* start Task data *
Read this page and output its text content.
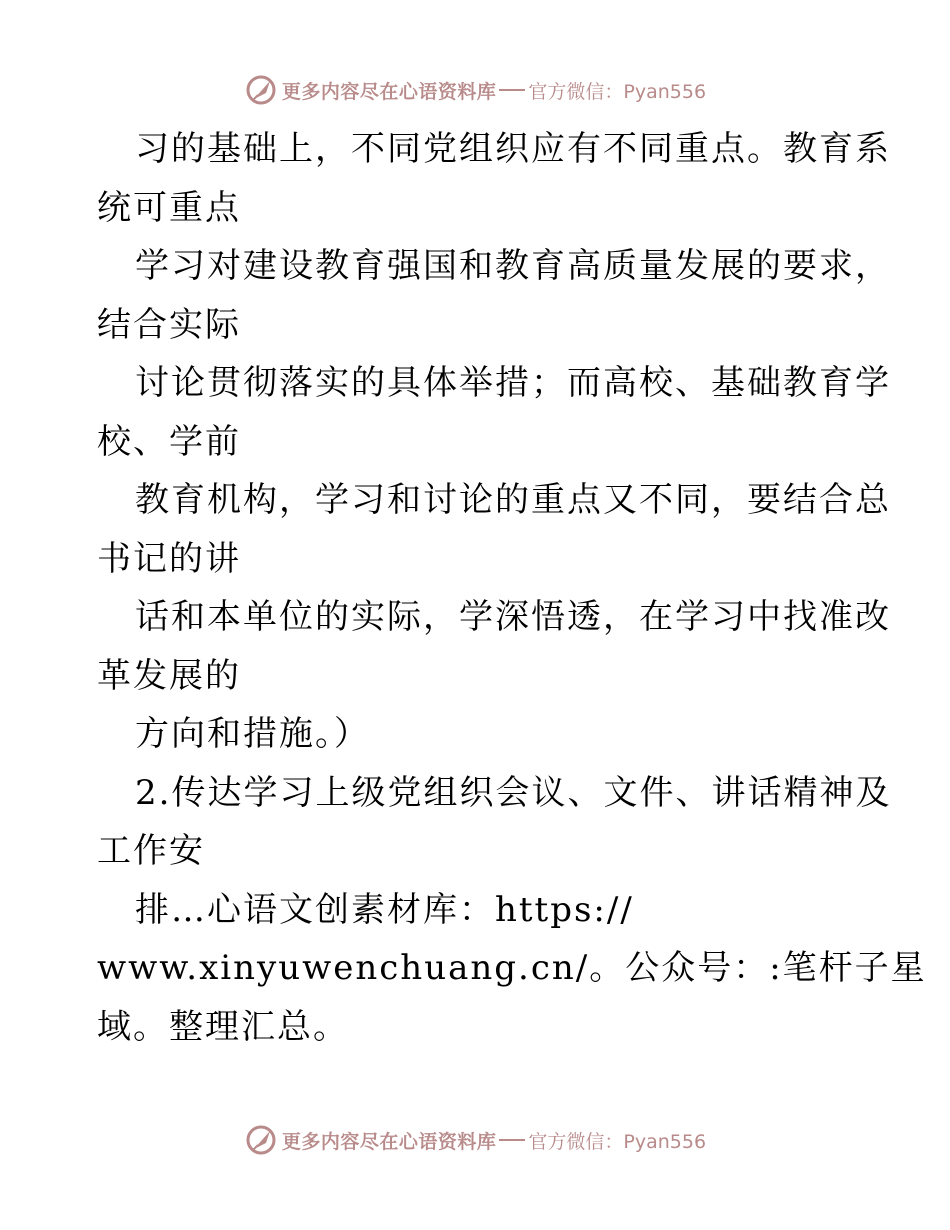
更多内容尽在心语资料库 官方微信：Pyan556
习的基础上，不同党组织应有不同重点。教育系
统可重点
学习对建设教育强国和教育高质量发展的要求，
结合实际
讨论贯彻落实的具体举措；而高校、基础教育学
校、学前
教育机构，学习和讨论的重点又不同，要结合总
书记的讲
话和本单位的实际，学深悟透，在学习中找准改
革发展的
方向和措施。）
2.传达学习上级党组织会议、文件、讲话精神及
工作安
排…心语文创素材库：https://
www.xinyuwenchuang.cn/。公众号：:笔杆子星
域。整理汇总。
更多内容尽在心语资料库 官方微信：Pyan556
* end Task data *
Set task. Return the whole listing, word for word, and leave out every picture.

Completed exercise.
Read this page and output its text content.
更多内容尽在心语资料库 官方微信：Pyan556
习的基础上，不同党组织应有不同重点。教育系
统可重点
学习对建设教育强国和教育高质量发展的要求，
结合实际
讨论贯彻落实的具体举措；而高校、基础教育学
校、学前
教育机构，学习和讨论的重点又不同，要结合总
书记的讲
话和本单位的实际，学深悟透，在学习中找准改
革发展的
方向和措施。）
2.传达学习上级党组织会议、文件、讲话精神及
工作安
排…心语文创素材库：https://
www.xinyuwenchuang.cn/。公众号：:笔杆子星
域。整理汇总。
更多内容尽在心语资料库 官方微信：Pyan556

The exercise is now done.